Write out, precisely and in full, each line of the material.

[RAW DATA]
● ● ●

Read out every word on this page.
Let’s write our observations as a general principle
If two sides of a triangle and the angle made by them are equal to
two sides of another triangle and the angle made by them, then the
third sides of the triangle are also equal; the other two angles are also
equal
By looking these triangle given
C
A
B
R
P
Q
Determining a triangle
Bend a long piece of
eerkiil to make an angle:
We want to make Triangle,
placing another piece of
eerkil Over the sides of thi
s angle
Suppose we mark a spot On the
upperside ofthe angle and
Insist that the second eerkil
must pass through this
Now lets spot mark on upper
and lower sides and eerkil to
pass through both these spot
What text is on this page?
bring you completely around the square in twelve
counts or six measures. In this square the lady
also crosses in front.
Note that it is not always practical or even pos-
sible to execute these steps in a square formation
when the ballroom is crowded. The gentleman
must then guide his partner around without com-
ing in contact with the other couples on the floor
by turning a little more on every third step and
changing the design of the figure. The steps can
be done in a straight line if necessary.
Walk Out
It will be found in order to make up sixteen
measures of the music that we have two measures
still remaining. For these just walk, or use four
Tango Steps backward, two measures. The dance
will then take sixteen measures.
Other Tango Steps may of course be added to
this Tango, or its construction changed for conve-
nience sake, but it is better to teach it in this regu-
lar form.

● ● ●

[COMPLETE OUTPUT]
Read out every word on this page.
Let’s write our observations as a general principle
If two sides of a triangle and the angle made by them are equal to
two sides of another triangle and the angle made by them, then the
third sides of the triangle are also equal; the other two angles are also
equal
By looking these triangle given
C
A
B
R
P
Q
Determining a triangle
Bend a long piece of
eerkiil to make an angle:
We want to make Triangle,
placing another piece of
eerkil Over the sides of thi
s angle
Suppose we mark a spot On the
upperside ofthe angle and
Insist that the second eerkil
must pass through this
Now lets spot mark on upper
and lower sides and eerkil to
pass through both these spot
What text is on this page?
bring you completely around the square in twelve
counts or six measures. In this square the lady
also crosses in front.
Note that it is not always practical or even pos-
sible to execute these steps in a square formation
when the ballroom is crowded. The gentleman
must then guide his partner around without com-
ing in contact with the other couples on the floor
by turning a little more on every third step and
changing the design of the figure. The steps can
be done in a straight line if necessary.
Walk Out
It will be found in order to make up sixteen
measures of the music that we have two measures
still remaining. For these just walk, or use four
Tango Steps backward, two measures. The dance
will then take sixteen measures.
Other Tango Steps may of course be added to
this Tango, or its construction changed for conve-
nience sake, but it is better to teach it in this regu-
lar form.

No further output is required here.